→ Information provided:
• • • •
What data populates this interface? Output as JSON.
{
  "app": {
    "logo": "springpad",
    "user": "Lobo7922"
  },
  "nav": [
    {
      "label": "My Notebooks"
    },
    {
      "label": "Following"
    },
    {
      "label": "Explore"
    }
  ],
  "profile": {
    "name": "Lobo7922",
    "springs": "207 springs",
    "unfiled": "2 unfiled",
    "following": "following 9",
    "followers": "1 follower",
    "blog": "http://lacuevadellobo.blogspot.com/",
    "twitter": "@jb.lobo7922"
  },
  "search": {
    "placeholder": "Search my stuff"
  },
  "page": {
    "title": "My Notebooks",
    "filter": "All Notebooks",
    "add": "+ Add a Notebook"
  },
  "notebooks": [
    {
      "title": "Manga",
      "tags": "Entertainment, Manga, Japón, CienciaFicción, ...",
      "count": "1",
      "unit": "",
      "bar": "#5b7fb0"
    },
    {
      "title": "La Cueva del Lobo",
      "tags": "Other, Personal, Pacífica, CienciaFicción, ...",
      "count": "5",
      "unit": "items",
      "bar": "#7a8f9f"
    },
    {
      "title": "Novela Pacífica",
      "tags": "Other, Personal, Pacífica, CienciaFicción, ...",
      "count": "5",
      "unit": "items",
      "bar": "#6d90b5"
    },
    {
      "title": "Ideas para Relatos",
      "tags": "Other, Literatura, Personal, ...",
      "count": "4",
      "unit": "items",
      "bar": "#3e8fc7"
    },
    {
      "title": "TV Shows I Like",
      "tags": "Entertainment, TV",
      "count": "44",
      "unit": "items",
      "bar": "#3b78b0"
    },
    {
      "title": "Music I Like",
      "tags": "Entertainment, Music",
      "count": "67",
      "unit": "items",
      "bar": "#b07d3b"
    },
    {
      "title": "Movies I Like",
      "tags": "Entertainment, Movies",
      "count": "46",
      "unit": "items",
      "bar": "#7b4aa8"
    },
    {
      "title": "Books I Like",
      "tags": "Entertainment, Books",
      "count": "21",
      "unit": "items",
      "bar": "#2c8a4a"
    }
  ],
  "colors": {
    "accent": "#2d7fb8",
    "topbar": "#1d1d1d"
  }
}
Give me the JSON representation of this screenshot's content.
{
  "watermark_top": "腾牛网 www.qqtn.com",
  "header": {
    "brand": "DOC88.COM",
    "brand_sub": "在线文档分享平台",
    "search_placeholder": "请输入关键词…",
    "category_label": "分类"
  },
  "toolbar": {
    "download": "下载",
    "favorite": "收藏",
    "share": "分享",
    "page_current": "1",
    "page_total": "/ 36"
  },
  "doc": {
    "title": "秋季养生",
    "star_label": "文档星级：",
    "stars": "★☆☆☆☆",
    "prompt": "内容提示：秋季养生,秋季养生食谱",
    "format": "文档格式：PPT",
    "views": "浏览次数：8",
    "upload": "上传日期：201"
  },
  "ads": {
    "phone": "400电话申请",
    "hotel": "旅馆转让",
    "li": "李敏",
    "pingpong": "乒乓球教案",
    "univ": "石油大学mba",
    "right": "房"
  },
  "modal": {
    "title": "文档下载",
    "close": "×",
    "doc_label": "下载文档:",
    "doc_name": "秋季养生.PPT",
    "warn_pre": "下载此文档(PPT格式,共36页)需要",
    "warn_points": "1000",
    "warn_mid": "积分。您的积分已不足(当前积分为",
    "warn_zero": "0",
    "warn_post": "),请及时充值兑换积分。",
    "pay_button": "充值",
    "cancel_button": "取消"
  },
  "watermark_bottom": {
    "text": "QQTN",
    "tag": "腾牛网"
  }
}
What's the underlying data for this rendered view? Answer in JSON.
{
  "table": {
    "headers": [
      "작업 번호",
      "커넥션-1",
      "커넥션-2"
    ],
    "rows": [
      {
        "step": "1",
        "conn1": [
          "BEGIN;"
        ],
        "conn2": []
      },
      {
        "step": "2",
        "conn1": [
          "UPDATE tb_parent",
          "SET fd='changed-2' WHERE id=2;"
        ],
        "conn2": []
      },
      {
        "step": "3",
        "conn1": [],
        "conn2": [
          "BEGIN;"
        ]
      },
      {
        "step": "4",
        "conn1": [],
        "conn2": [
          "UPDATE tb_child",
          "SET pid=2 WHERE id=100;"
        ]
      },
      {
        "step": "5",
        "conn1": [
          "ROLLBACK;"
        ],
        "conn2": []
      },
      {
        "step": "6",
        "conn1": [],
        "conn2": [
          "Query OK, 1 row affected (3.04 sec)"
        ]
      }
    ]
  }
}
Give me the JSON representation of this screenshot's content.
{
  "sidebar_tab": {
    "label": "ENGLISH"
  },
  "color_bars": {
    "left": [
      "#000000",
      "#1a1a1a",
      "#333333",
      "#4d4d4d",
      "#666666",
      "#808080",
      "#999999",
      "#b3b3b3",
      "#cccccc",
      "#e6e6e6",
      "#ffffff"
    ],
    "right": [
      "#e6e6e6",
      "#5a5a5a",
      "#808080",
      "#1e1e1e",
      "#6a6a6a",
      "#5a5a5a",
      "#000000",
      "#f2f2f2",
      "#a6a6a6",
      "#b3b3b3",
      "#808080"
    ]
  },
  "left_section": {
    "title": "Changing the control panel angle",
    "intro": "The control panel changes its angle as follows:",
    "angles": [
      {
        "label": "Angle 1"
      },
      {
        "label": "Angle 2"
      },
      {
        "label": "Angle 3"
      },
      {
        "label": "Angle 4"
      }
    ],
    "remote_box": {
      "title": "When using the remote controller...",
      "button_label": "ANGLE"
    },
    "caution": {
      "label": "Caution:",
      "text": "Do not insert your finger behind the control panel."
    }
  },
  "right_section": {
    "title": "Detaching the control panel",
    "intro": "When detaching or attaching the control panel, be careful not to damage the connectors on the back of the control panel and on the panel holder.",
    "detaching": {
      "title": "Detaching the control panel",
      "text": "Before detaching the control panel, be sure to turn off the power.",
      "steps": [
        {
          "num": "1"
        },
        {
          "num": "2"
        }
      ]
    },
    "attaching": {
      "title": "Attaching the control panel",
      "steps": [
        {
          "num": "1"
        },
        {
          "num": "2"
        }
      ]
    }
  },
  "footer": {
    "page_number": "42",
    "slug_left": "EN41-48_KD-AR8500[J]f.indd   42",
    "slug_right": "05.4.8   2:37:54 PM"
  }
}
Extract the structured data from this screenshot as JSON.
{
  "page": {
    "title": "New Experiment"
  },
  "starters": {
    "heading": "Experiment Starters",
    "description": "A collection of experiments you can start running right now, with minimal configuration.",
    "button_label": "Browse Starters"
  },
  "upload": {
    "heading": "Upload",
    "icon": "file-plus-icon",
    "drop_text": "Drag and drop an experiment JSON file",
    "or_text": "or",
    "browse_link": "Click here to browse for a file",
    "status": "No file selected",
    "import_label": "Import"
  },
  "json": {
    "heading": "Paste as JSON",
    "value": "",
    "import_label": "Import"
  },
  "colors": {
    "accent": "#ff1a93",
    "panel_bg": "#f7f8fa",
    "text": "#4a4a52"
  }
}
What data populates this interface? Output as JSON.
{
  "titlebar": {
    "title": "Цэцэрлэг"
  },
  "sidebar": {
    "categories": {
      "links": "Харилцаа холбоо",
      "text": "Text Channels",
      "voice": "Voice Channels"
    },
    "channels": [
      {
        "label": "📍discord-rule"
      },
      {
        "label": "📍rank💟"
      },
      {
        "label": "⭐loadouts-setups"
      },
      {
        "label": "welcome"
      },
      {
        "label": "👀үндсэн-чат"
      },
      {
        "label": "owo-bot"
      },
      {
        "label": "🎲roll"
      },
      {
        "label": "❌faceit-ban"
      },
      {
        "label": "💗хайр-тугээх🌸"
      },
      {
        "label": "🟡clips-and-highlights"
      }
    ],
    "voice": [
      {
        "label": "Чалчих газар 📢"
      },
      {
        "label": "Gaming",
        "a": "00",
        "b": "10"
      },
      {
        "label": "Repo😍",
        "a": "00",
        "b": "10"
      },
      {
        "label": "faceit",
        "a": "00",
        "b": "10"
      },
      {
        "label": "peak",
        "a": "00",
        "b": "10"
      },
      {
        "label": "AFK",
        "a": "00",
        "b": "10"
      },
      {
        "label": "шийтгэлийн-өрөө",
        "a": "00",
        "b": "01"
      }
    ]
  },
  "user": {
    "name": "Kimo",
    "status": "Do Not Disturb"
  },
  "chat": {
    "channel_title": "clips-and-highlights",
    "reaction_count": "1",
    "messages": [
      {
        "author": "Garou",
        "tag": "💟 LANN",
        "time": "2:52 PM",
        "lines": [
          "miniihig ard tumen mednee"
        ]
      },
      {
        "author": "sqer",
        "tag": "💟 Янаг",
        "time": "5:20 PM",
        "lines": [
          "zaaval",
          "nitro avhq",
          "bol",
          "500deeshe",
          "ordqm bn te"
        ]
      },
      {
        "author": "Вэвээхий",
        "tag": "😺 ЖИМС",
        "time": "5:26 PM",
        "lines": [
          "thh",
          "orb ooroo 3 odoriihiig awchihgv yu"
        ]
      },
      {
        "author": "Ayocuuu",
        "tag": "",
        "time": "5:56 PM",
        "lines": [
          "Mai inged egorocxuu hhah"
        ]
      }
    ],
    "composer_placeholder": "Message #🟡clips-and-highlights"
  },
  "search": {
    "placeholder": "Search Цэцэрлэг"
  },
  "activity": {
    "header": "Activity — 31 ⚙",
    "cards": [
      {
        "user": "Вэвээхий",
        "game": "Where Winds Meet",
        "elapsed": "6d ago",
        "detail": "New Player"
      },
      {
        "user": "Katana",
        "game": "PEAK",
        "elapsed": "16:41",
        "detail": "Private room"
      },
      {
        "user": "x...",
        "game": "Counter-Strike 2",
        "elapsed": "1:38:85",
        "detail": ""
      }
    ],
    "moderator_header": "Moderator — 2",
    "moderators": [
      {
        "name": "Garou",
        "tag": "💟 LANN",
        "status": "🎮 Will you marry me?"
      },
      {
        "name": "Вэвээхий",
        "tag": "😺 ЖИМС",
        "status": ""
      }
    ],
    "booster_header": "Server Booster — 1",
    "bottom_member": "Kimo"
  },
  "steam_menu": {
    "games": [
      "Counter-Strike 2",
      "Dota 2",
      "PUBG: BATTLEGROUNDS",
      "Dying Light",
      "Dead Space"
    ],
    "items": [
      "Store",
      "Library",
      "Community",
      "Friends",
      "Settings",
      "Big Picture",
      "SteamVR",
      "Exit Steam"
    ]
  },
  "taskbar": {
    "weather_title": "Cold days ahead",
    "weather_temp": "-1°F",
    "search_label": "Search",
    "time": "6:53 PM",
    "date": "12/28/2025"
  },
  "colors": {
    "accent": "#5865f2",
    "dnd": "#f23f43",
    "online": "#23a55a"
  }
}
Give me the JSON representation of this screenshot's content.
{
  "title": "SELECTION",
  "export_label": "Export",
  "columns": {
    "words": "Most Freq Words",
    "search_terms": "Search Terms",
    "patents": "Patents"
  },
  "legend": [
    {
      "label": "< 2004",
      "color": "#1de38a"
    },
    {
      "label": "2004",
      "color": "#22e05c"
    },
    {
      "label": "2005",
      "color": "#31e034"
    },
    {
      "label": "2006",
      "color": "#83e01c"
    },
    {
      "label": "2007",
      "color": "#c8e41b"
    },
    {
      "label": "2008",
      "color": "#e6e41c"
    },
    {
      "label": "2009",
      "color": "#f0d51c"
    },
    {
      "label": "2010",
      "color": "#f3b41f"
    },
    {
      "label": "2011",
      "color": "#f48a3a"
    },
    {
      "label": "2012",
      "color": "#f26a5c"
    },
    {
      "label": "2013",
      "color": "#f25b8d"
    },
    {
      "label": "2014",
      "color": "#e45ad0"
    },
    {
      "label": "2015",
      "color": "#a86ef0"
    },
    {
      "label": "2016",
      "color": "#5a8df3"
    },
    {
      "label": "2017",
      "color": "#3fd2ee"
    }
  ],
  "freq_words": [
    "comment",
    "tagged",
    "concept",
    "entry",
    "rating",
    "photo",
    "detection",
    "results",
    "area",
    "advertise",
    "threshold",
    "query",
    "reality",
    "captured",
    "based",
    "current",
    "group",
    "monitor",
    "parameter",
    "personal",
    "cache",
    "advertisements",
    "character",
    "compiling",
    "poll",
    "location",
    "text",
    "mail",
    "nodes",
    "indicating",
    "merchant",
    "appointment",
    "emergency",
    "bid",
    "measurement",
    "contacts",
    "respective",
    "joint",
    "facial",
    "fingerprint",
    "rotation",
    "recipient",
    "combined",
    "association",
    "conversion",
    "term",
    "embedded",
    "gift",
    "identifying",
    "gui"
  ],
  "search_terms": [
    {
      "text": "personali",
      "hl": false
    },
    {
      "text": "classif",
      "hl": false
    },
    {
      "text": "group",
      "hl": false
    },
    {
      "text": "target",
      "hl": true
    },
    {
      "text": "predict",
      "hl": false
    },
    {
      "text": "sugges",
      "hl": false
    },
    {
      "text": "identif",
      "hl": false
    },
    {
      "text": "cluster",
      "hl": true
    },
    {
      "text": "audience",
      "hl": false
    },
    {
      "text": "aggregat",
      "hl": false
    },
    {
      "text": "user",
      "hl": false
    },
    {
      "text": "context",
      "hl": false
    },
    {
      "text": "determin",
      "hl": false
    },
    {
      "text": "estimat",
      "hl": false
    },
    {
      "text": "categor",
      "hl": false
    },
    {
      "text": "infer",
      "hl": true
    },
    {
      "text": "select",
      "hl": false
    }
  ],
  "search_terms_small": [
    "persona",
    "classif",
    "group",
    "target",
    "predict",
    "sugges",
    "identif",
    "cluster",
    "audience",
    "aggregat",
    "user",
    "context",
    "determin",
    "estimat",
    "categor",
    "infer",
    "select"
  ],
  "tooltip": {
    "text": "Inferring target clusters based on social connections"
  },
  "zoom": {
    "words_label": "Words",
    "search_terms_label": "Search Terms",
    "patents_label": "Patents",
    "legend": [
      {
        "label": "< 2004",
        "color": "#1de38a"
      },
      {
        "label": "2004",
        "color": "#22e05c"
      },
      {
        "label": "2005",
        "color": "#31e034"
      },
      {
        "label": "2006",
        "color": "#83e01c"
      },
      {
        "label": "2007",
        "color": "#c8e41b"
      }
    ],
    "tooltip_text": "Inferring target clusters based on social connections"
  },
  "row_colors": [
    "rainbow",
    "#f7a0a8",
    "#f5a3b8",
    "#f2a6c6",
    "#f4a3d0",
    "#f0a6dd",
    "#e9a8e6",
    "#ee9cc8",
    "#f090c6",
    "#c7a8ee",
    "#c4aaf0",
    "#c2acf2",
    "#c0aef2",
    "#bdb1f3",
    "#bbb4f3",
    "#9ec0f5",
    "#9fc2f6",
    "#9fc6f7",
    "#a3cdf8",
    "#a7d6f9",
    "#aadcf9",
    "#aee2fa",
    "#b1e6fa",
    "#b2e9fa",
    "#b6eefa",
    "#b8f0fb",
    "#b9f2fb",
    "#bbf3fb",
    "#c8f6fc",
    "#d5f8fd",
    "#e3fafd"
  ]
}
• • • •
→ What to do: Filter out all lines lacking the word "Manga" and copy the rest.

→ Task result:
      "title": "Manga",
      "tags": "Entertainment, Manga, Japón, CienciaFicción, ...",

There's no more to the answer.